* WHAT THIS TASK INVOLVES *
Every record below is to be retyped exactly.

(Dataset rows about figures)
%%

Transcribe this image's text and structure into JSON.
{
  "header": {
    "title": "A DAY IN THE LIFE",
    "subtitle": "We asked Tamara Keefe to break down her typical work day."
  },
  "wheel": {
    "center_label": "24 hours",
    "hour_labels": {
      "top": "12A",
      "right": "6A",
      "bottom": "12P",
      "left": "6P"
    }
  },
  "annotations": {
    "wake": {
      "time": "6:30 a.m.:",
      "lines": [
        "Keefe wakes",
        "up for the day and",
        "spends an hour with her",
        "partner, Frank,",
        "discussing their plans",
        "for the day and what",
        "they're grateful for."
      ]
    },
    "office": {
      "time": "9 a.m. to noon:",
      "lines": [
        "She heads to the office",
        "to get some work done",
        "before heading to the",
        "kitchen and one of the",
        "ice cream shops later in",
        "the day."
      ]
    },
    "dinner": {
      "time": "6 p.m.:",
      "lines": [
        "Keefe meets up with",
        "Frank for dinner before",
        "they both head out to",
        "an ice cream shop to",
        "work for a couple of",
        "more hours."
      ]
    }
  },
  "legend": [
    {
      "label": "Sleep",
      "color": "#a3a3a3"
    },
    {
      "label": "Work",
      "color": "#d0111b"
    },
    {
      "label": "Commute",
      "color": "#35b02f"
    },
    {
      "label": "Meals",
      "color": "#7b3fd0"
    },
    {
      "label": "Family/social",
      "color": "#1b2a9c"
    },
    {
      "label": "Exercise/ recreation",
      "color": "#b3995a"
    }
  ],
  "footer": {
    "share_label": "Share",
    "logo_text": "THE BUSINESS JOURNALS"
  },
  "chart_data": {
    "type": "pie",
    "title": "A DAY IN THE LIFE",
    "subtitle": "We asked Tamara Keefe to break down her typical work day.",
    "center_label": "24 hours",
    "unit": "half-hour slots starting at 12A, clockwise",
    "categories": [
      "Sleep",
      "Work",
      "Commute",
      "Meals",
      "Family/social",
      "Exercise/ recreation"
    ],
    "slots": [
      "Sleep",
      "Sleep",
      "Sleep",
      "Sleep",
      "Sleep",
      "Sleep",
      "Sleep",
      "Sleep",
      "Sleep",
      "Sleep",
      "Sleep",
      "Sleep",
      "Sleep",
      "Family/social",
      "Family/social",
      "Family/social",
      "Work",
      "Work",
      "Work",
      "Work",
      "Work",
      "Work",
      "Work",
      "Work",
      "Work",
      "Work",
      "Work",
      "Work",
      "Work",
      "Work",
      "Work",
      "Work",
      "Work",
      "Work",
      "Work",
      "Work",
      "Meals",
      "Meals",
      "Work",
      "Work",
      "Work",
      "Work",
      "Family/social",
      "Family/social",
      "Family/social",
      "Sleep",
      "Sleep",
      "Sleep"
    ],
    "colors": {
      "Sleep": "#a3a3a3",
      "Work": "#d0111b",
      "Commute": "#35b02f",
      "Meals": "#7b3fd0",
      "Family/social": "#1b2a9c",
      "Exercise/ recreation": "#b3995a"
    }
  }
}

%%

* RIGHT ANSWER *
Transcribe this image's text and structure into JSON.
{
  "header": {
    "title": "A DAY IN THE LIFE",
    "subtitle": "We asked Tamara Keefe to break down her typical work day."
  },
  "wheel": {
    "center_label": "24 hours",
    "hour_labels": {
      "top": "12A",
      "right": "6A",
      "bottom": "12P",
      "left": "6P"
    }
  },
  "annotations": {
    "wake": {
      "time": "6:30 a.m.:",
      "lines": [
        "Keefe wakes",
        "up for the day and",
        "spends an hour with her",
        "partner, Frank,",
        "discussing their plans",
        "for the day and what",
        "they're grateful for."
      ]
    },
    "office": {
      "time": "9 a.m. to noon:",
      "lines": [
        "She heads to the office",
        "to get some work done",
        "before heading to the",
        "kitchen and one of the",
        "ice cream shops later in",
        "the day."
      ]
    },
    "dinner": {
      "time": "6 p.m.:",
      "lines": [
        "Keefe meets up with",
        "Frank for dinner before",
        "they both head out to",
        "an ice cream shop to",
        "work for a couple of",
        "more hours."
      ]
    }
  },
  "legend": [
    {
      "label": "Sleep",
      "color": "#a3a3a3"
    },
    {
      "label": "Work",
      "color": "#d0111b"
    },
    {
      "label": "Commute",
      "color": "#35b02f"
    },
    {
      "label": "Meals",
      "color": "#7b3fd0"
    },
    {
      "label": "Family/social",
      "color": "#1b2a9c"
    },
    {
      "label": "Exercise/ recreation",
      "color": "#b3995a"
    }
  ],
  "footer": {
    "share_label": "Share",
    "logo_text": "THE BUSINESS JOURNALS"
  },
  "chart_data": {
    "type": "pie",
    "title": "A DAY IN THE LIFE",
    "subtitle": "We asked Tamara Keefe to break down her typical work day.",
    "center_label": "24 hours",
    "unit": "half-hour slots starting at 12A, clockwise",
    "categories": [
      "Sleep",
      "Work",
      "Commute",
      "Meals",
      "Family/social",
      "Exercise/ recreation"
    ],
    "slots": [
      "Sleep",
      "Sleep",
      "Sleep",
      "Sleep",
      "Sleep",
      "Sleep",
      "Sleep",
      "Sleep",
      "Sleep",
      "Sleep",
      "Sleep",
      "Sleep",
      "Sleep",
      "Family/social",
      "Family/social",
      "Family/social",
      "Work",
      "Work",
      "Work",
      "Work",
      "Work",
      "Work",
      "Work",
      "Work",
      "Work",
      "Work",
      "Work",
      "Work",
      "Work",
      "Work",
      "Work",
      "Work",
      "Work",
      "Work",
      "Work",
      "Work",
      "Meals",
      "Meals",
      "Work",
      "Work",
      "Work",
      "Work",
      "Family/social",
      "Family/social",
      "Family/social",
      "Sleep",
      "Sleep",
      "Sleep"
    ],
    "colors": {
      "Sleep": "#a3a3a3",
      "Work": "#d0111b",
      "Commute": "#35b02f",
      "Meals": "#7b3fd0",
      "Family/social": "#1b2a9c",
      "Exercise/ recreation": "#b3995a"
    }
  }
}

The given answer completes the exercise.